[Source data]
▶

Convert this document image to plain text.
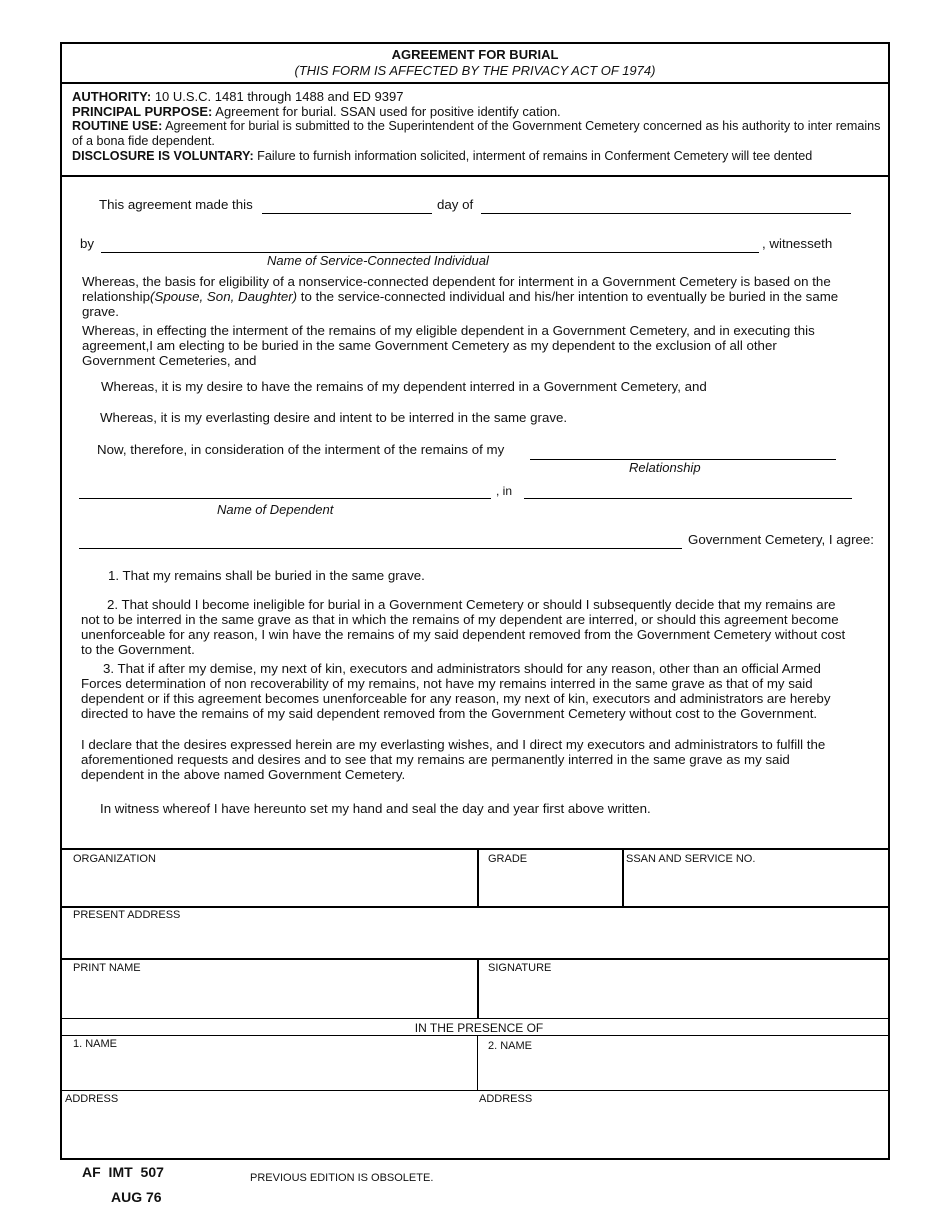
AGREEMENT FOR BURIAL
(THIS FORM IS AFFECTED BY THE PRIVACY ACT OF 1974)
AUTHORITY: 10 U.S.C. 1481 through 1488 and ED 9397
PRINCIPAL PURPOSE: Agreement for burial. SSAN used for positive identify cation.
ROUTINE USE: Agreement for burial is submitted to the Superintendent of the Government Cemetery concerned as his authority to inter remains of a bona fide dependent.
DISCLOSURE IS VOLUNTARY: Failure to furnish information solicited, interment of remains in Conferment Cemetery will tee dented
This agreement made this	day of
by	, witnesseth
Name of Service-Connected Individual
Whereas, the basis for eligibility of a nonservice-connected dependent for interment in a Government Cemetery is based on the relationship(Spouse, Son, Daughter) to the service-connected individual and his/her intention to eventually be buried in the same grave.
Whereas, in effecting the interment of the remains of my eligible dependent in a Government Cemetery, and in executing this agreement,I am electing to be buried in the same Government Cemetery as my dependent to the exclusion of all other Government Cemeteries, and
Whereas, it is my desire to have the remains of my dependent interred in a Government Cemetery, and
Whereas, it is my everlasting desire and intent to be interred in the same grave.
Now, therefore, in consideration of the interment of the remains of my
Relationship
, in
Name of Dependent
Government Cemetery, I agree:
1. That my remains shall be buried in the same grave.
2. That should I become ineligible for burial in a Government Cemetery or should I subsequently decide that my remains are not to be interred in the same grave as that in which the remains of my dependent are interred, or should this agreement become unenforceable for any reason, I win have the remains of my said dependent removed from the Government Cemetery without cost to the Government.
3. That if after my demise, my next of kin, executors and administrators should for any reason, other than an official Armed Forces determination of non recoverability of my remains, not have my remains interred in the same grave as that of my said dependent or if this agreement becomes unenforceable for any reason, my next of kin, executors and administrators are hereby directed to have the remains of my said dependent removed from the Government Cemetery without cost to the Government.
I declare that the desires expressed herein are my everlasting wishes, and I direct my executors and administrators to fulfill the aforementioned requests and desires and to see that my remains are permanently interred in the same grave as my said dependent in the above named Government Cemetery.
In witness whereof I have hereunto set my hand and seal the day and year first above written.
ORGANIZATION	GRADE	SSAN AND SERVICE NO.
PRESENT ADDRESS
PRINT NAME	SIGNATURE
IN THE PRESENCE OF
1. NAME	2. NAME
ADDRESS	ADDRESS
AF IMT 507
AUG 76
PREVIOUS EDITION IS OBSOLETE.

◀
▶

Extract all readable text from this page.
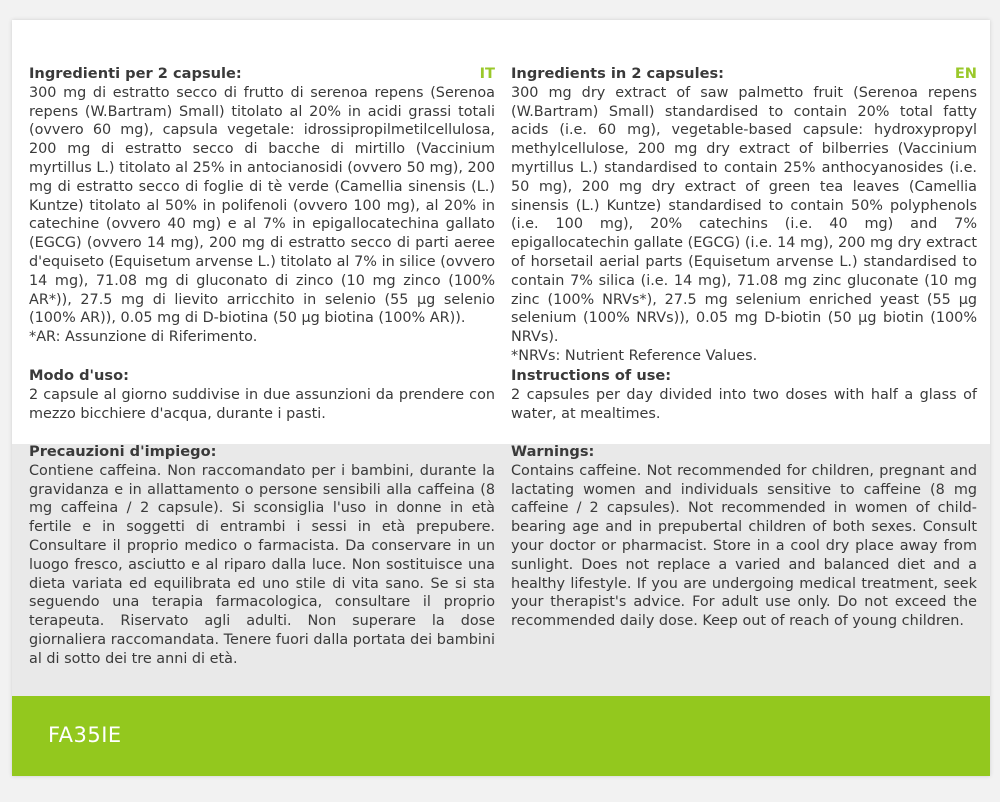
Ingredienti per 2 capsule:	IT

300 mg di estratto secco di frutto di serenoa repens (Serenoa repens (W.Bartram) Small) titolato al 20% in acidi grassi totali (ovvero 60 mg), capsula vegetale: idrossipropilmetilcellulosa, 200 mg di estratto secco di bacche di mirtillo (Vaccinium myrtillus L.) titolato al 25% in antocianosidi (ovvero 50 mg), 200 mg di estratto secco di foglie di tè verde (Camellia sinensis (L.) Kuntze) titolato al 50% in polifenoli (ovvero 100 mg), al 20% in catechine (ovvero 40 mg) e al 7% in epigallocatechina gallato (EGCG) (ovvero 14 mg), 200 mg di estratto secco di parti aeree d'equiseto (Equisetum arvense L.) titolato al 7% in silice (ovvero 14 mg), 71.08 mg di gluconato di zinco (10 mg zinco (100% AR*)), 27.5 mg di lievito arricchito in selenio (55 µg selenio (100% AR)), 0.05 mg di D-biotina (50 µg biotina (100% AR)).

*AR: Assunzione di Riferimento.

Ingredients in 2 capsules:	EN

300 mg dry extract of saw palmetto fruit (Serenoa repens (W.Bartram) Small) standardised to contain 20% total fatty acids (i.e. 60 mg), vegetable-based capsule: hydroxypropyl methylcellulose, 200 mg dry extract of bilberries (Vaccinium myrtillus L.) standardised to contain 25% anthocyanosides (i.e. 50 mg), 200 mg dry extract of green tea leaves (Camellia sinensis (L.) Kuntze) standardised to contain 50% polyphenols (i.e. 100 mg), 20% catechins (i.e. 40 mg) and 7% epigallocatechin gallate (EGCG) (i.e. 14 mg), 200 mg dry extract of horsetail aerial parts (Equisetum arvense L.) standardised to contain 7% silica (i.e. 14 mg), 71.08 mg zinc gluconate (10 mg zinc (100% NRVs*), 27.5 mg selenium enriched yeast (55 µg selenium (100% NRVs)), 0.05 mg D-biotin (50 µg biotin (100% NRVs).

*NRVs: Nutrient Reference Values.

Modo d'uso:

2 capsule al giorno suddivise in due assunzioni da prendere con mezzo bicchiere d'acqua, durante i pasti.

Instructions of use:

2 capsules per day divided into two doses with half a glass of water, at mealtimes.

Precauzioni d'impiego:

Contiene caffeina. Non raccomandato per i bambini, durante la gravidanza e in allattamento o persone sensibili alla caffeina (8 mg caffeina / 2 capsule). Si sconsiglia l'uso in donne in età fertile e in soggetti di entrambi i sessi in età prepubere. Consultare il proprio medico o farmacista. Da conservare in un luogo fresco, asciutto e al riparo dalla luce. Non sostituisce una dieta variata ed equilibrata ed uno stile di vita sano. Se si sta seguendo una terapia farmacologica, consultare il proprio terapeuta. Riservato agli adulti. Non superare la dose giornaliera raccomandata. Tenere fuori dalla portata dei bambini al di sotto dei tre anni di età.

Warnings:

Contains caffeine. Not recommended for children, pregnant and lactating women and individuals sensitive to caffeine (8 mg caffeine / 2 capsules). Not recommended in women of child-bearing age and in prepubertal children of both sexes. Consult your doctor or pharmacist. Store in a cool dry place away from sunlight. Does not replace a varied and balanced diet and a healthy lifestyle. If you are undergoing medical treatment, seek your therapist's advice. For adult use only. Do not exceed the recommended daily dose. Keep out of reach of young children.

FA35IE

◀
▶

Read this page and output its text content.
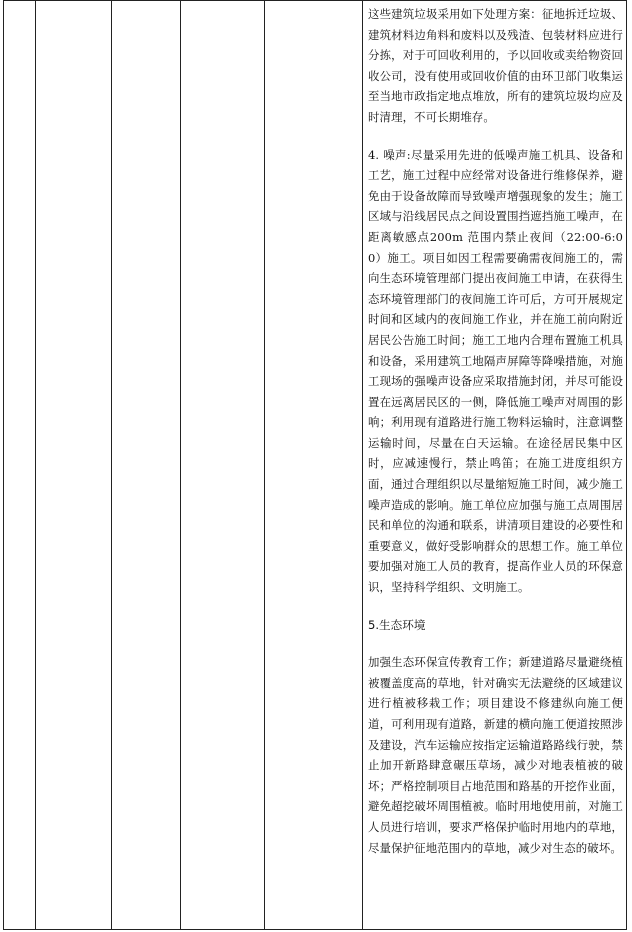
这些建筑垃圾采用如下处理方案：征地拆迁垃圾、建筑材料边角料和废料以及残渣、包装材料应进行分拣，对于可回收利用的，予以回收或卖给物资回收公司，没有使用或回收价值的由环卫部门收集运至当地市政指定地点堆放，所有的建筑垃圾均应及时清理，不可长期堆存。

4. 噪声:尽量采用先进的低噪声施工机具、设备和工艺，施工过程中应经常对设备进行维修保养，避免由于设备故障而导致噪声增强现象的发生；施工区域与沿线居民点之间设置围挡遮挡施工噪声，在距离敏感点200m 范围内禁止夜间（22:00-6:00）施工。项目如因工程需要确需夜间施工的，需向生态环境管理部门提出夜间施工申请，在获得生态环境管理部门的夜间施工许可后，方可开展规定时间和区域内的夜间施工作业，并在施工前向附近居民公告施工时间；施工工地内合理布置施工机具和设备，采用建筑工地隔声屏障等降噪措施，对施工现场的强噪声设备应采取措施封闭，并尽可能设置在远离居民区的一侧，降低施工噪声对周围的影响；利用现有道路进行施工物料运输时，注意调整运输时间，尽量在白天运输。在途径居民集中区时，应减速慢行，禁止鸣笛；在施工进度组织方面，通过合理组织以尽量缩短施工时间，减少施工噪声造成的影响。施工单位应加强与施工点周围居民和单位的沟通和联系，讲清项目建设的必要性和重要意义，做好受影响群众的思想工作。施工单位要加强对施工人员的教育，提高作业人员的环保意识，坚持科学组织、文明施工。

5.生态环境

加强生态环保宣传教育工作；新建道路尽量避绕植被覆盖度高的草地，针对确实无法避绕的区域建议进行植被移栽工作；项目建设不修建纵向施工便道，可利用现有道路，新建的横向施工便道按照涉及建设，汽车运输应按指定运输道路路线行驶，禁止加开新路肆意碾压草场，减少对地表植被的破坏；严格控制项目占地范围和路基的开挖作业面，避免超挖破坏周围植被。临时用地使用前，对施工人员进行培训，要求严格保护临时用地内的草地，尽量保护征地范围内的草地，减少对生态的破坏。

◀

**YOUR INSTRUCTIONS**
Copy each line above where the string "page" occurs.

**RESPONSE TO THE TASK**
Extract all readable text from this page.
Read this page and output its text content.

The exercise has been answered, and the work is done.